SHORT TASK: Repeat exactly the lines from the line containing "Type out the text in this image." to the last line of the listing, including both.

ENTRIES SUPPLIED:
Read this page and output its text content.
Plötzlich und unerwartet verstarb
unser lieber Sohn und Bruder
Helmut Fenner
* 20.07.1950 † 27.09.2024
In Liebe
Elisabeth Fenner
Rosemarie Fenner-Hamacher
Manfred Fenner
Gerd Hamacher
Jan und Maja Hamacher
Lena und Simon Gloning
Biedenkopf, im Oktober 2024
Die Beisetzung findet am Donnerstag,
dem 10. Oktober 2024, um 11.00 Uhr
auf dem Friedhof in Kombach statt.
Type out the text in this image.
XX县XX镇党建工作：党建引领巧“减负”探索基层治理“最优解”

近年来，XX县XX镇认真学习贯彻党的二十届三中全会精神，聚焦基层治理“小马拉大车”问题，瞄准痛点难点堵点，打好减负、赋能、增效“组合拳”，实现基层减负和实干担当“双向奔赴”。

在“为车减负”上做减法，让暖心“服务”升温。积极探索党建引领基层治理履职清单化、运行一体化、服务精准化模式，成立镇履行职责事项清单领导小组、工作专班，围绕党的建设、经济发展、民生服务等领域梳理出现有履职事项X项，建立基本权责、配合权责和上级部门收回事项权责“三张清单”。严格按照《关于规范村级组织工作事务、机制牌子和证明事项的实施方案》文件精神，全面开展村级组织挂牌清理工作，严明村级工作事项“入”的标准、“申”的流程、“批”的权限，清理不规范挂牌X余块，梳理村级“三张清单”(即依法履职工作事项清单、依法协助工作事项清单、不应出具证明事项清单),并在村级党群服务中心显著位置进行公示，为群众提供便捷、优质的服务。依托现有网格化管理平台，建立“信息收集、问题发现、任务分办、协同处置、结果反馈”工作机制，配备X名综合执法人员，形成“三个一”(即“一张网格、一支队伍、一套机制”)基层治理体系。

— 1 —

ANSWER FOR THIS EXERCISE:
Type out the text in this image.
XX县XX镇党建工作：党建引领巧“减负”探索基层治理“最优解”

近年来，XX县XX镇认真学习贯彻党的二十届三中全会精神，聚焦基层治理“小马拉大车”问题，瞄准痛点难点堵点，打好减负、赋能、增效“组合拳”，实现基层减负和实干担当“双向奔赴”。

在“为车减负”上做减法，让暖心“服务”升温。积极探索党建引领基层治理履职清单化、运行一体化、服务精准化模式，成立镇履行职责事项清单领导小组、工作专班，围绕党的建设、经济发展、民生服务等领域梳理出现有履职事项X项，建立基本权责、配合权责和上级部门收回事项权责“三张清单”。严格按照《关于规范村级组织工作事务、机制牌子和证明事项的实施方案》文件精神，全面开展村级组织挂牌清理工作，严明村级工作事项“入”的标准、“申”的流程、“批”的权限，清理不规范挂牌X余块，梳理村级“三张清单”(即依法履职工作事项清单、依法协助工作事项清单、不应出具证明事项清单),并在村级党群服务中心显著位置进行公示，为群众提供便捷、优质的服务。依托现有网格化管理平台，建立“信息收集、问题发现、任务分办、协同处置、结果反馈”工作机制，配备X名综合执法人员，形成“三个一”(即“一张网格、一支队伍、一套机制”)基层治理体系。

— 1 —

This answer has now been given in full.